Set task: Pick out each line containing the string "What".

-- start of Exercise data --

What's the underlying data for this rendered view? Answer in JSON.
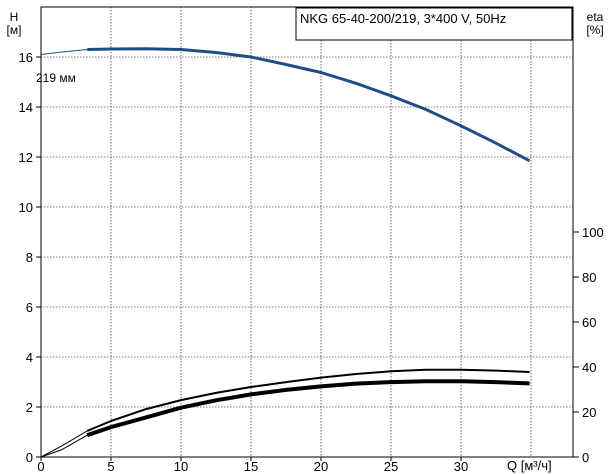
{
  "chart_data": {
    "type": "line",
    "title": "NKG 65-40-200/219, 3*400 V, 50Hz",
    "xlabel": "Q [м³/ч]",
    "ylabel": "H",
    "ylabel_unit": "[м]",
    "y2label": "eta",
    "y2label_unit": "[%]",
    "impeller_label": "219 мм",
    "xlim": [
      0,
      38
    ],
    "ylim": [
      0,
      18
    ],
    "y2lim": [
      0,
      100
    ],
    "x_ticks": [
      "0",
      "5",
      "10",
      "15",
      "20",
      "25",
      "30"
    ],
    "y_ticks": [
      "0",
      "2",
      "4",
      "6",
      "8",
      "10",
      "12",
      "14",
      "16"
    ],
    "y2_ticks": [
      "0",
      "20",
      "40",
      "60",
      "80",
      "100"
    ],
    "grid": true,
    "legend": "none",
    "series": [
      {
        "key": "head",
        "axis": "left",
        "color": "#1f4e86",
        "x": [
          3.3,
          5,
          7.5,
          10,
          12.5,
          15,
          17.5,
          20,
          22.5,
          25,
          27.5,
          30,
          32.5,
          34.9
        ],
        "y": [
          16.3,
          16.32,
          16.33,
          16.3,
          16.18,
          16.0,
          15.7,
          15.38,
          14.95,
          14.45,
          13.9,
          13.25,
          12.55,
          11.85
        ]
      },
      {
        "key": "head_extension",
        "axis": "left",
        "color": "#1f4e86",
        "x": [
          0,
          1.5,
          3.3
        ],
        "y": [
          16.1,
          16.2,
          16.3
        ]
      },
      {
        "key": "efficiency_thin",
        "axis": "right",
        "color": "#000000",
        "x": [
          3.3,
          5,
          7.5,
          10,
          12.5,
          15,
          17.5,
          20,
          22.5,
          25,
          27.5,
          30,
          32.5,
          34.9
        ],
        "y": [
          11.6,
          16.0,
          21.3,
          25.3,
          28.5,
          31.1,
          33.3,
          35.3,
          36.9,
          38.1,
          38.8,
          38.8,
          38.4,
          37.8
        ]
      },
      {
        "key": "efficiency_thin_extension",
        "axis": "right",
        "color": "#000000",
        "x": [
          0,
          1.5,
          3.3
        ],
        "y": [
          0,
          5.0,
          11.6
        ]
      },
      {
        "key": "efficiency_thick",
        "axis": "right",
        "color": "#000000",
        "x": [
          3.3,
          5,
          7.5,
          10,
          12.5,
          15,
          17.5,
          20,
          22.5,
          25,
          27.5,
          30,
          32.5,
          34.9
        ],
        "y": [
          9.7,
          13.3,
          17.6,
          21.9,
          25.2,
          27.8,
          29.8,
          31.4,
          32.6,
          33.3,
          33.7,
          33.7,
          33.3,
          32.7
        ]
      },
      {
        "key": "efficiency_thick_extension",
        "axis": "right",
        "color": "#000000",
        "x": [
          0,
          1.5,
          3.3
        ],
        "y": [
          0,
          3.3,
          9.7
        ]
      }
    ]
  }
}
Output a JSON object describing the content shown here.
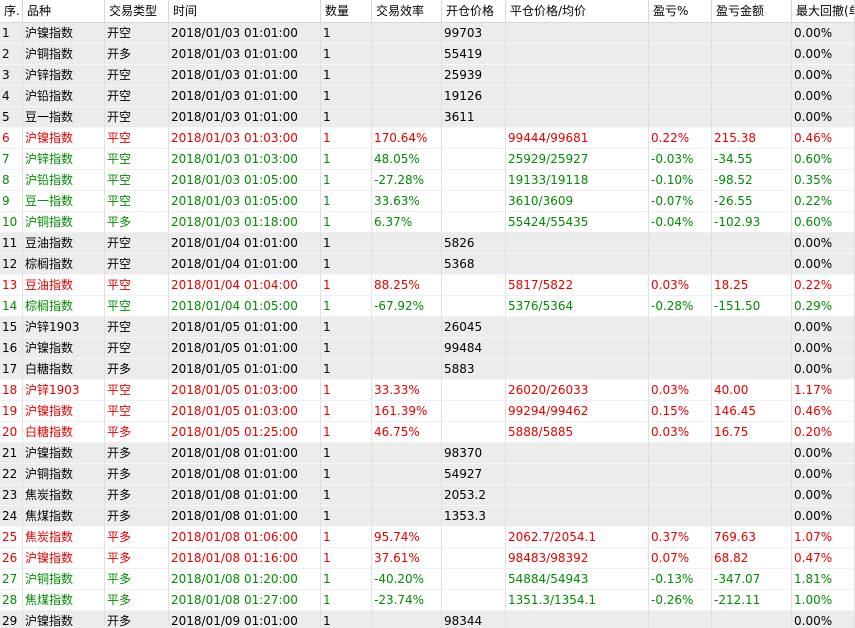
{
  "columns": [
    {
      "label": "序.",
      "w": 23
    },
    {
      "label": "品种",
      "w": 82
    },
    {
      "label": "交易类型",
      "w": 64
    },
    {
      "label": "时间",
      "w": 152
    },
    {
      "label": "数量",
      "w": 51
    },
    {
      "label": "交易效率",
      "w": 70
    },
    {
      "label": "开仓价格",
      "w": 64
    },
    {
      "label": "平仓价格/均价",
      "w": 143
    },
    {
      "label": "盈亏%",
      "w": 63
    },
    {
      "label": "盈亏金额",
      "w": 80
    },
    {
      "label": "最大回撤(单",
      "w": 63
    }
  ],
  "colors": {
    "profit": "#e60000",
    "loss": "#008c00",
    "open_row_bg": "#ececec"
  },
  "rows": [
    {
      "type": "open",
      "cells": [
        "1",
        "沪镍指数",
        "开空",
        "2018/01/03 01:01:00",
        "1",
        "",
        "99703",
        "",
        "",
        "",
        "0.00%"
      ]
    },
    {
      "type": "open",
      "cells": [
        "2",
        "沪铜指数",
        "开多",
        "2018/01/03 01:01:00",
        "1",
        "",
        "55419",
        "",
        "",
        "",
        "0.00%"
      ]
    },
    {
      "type": "open",
      "cells": [
        "3",
        "沪锌指数",
        "开空",
        "2018/01/03 01:01:00",
        "1",
        "",
        "25939",
        "",
        "",
        "",
        "0.00%"
      ]
    },
    {
      "type": "open",
      "cells": [
        "4",
        "沪铅指数",
        "开空",
        "2018/01/03 01:01:00",
        "1",
        "",
        "19126",
        "",
        "",
        "",
        "0.00%"
      ]
    },
    {
      "type": "open",
      "cells": [
        "5",
        "豆一指数",
        "开空",
        "2018/01/03 01:01:00",
        "1",
        "",
        "3611",
        "",
        "",
        "",
        "0.00%"
      ]
    },
    {
      "type": "profit",
      "cells": [
        "6",
        "沪镍指数",
        "平空",
        "2018/01/03 01:03:00",
        "1",
        "170.64%",
        "",
        "99444/99681",
        "0.22%",
        "215.38",
        "0.46%"
      ]
    },
    {
      "type": "loss",
      "cells": [
        "7",
        "沪锌指数",
        "平空",
        "2018/01/03 01:03:00",
        "1",
        "48.05%",
        "",
        "25929/25927",
        "-0.03%",
        "-34.55",
        "0.60%"
      ]
    },
    {
      "type": "loss",
      "cells": [
        "8",
        "沪铅指数",
        "平空",
        "2018/01/03 01:05:00",
        "1",
        "-27.28%",
        "",
        "19133/19118",
        "-0.10%",
        "-98.52",
        "0.35%"
      ]
    },
    {
      "type": "loss",
      "cells": [
        "9",
        "豆一指数",
        "平空",
        "2018/01/03 01:05:00",
        "1",
        "33.63%",
        "",
        "3610/3609",
        "-0.07%",
        "-26.55",
        "0.22%"
      ]
    },
    {
      "type": "loss",
      "cells": [
        "10",
        "沪铜指数",
        "平多",
        "2018/01/03 01:18:00",
        "1",
        "6.37%",
        "",
        "55424/55435",
        "-0.04%",
        "-102.93",
        "0.60%"
      ]
    },
    {
      "type": "open",
      "cells": [
        "11",
        "豆油指数",
        "开空",
        "2018/01/04 01:01:00",
        "1",
        "",
        "5826",
        "",
        "",
        "",
        "0.00%"
      ]
    },
    {
      "type": "open",
      "cells": [
        "12",
        "棕榈指数",
        "开空",
        "2018/01/04 01:01:00",
        "1",
        "",
        "5368",
        "",
        "",
        "",
        "0.00%"
      ]
    },
    {
      "type": "profit",
      "cells": [
        "13",
        "豆油指数",
        "平空",
        "2018/01/04 01:04:00",
        "1",
        "88.25%",
        "",
        "5817/5822",
        "0.03%",
        "18.25",
        "0.22%"
      ]
    },
    {
      "type": "loss",
      "cells": [
        "14",
        "棕榈指数",
        "平空",
        "2018/01/04 01:05:00",
        "1",
        "-67.92%",
        "",
        "5376/5364",
        "-0.28%",
        "-151.50",
        "0.29%"
      ]
    },
    {
      "type": "open",
      "cells": [
        "15",
        "沪锌1903",
        "开空",
        "2018/01/05 01:01:00",
        "1",
        "",
        "26045",
        "",
        "",
        "",
        "0.00%"
      ]
    },
    {
      "type": "open",
      "cells": [
        "16",
        "沪镍指数",
        "开空",
        "2018/01/05 01:01:00",
        "1",
        "",
        "99484",
        "",
        "",
        "",
        "0.00%"
      ]
    },
    {
      "type": "open",
      "cells": [
        "17",
        "白糖指数",
        "开多",
        "2018/01/05 01:01:00",
        "1",
        "",
        "5883",
        "",
        "",
        "",
        "0.00%"
      ]
    },
    {
      "type": "profit",
      "cells": [
        "18",
        "沪锌1903",
        "平空",
        "2018/01/05 01:03:00",
        "1",
        "33.33%",
        "",
        "26020/26033",
        "0.03%",
        "40.00",
        "1.17%"
      ]
    },
    {
      "type": "profit",
      "cells": [
        "19",
        "沪镍指数",
        "平空",
        "2018/01/05 01:03:00",
        "1",
        "161.39%",
        "",
        "99294/99462",
        "0.15%",
        "146.45",
        "0.46%"
      ]
    },
    {
      "type": "profit",
      "cells": [
        "20",
        "白糖指数",
        "平多",
        "2018/01/05 01:25:00",
        "1",
        "46.75%",
        "",
        "5888/5885",
        "0.03%",
        "16.75",
        "0.20%"
      ]
    },
    {
      "type": "open",
      "cells": [
        "21",
        "沪镍指数",
        "开多",
        "2018/01/08 01:01:00",
        "1",
        "",
        "98370",
        "",
        "",
        "",
        "0.00%"
      ]
    },
    {
      "type": "open",
      "cells": [
        "22",
        "沪铜指数",
        "开多",
        "2018/01/08 01:01:00",
        "1",
        "",
        "54927",
        "",
        "",
        "",
        "0.00%"
      ]
    },
    {
      "type": "open",
      "cells": [
        "23",
        "焦炭指数",
        "开多",
        "2018/01/08 01:01:00",
        "1",
        "",
        "2053.2",
        "",
        "",
        "",
        "0.00%"
      ]
    },
    {
      "type": "open",
      "cells": [
        "24",
        "焦煤指数",
        "开多",
        "2018/01/08 01:01:00",
        "1",
        "",
        "1353.3",
        "",
        "",
        "",
        "0.00%"
      ]
    },
    {
      "type": "profit",
      "cells": [
        "25",
        "焦炭指数",
        "平多",
        "2018/01/08 01:06:00",
        "1",
        "95.74%",
        "",
        "2062.7/2054.1",
        "0.37%",
        "769.63",
        "1.07%"
      ]
    },
    {
      "type": "profit",
      "cells": [
        "26",
        "沪镍指数",
        "平多",
        "2018/01/08 01:16:00",
        "1",
        "37.61%",
        "",
        "98483/98392",
        "0.07%",
        "68.82",
        "0.47%"
      ]
    },
    {
      "type": "loss",
      "cells": [
        "27",
        "沪铜指数",
        "平多",
        "2018/01/08 01:20:00",
        "1",
        "-40.20%",
        "",
        "54884/54943",
        "-0.13%",
        "-347.07",
        "1.81%"
      ]
    },
    {
      "type": "loss",
      "cells": [
        "28",
        "焦煤指数",
        "平多",
        "2018/01/08 01:27:00",
        "1",
        "-23.74%",
        "",
        "1351.3/1354.1",
        "-0.26%",
        "-212.11",
        "1.00%"
      ]
    },
    {
      "type": "open",
      "cells": [
        "29",
        "沪镍指数",
        "开多",
        "2018/01/09 01:01:00",
        "1",
        "",
        "98344",
        "",
        "",
        "",
        "0.00%"
      ]
    }
  ]
}
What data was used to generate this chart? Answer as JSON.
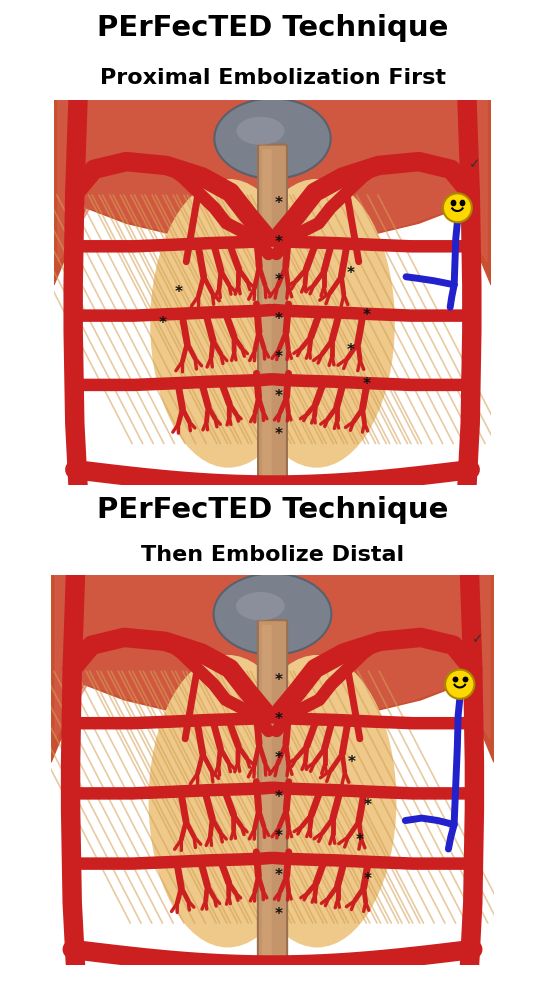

-- end of Exercise data --

Exercise response:
What's the underlying data for this rendered view? Answer in JSON.
What data was used to generate this chart? Answer as JSON.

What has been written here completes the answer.